-- start of Provided information --

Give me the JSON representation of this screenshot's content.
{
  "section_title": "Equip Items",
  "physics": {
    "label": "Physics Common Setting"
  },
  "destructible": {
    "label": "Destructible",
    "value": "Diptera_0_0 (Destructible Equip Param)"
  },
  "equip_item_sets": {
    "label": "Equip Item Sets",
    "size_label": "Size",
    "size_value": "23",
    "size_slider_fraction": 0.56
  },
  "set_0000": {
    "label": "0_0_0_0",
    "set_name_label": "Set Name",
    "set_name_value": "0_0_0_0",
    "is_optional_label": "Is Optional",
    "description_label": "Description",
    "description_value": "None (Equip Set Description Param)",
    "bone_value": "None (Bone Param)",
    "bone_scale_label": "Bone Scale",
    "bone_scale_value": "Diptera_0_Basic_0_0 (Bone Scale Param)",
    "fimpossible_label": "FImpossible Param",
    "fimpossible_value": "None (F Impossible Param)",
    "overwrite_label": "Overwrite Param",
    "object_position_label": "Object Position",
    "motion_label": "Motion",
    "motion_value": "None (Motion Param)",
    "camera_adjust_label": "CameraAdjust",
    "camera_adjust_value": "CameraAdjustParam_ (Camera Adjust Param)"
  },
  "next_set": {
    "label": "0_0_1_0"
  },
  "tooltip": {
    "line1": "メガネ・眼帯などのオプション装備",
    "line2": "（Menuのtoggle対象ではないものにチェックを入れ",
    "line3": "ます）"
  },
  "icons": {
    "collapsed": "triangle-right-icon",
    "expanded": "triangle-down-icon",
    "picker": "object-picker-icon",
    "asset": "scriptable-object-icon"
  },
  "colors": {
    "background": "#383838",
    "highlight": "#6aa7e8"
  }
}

-- end of Provided information --

* [What is needed]: From the entries, copy out each line containing the word "Bone".

* [The solution]:
    "bone_value": "None (Bone Param)",
    "bone_scale_label": "Bone Scale",
    "bone_scale_value": "Diptera_0_Basic_0_0 (Bone Scale Param)",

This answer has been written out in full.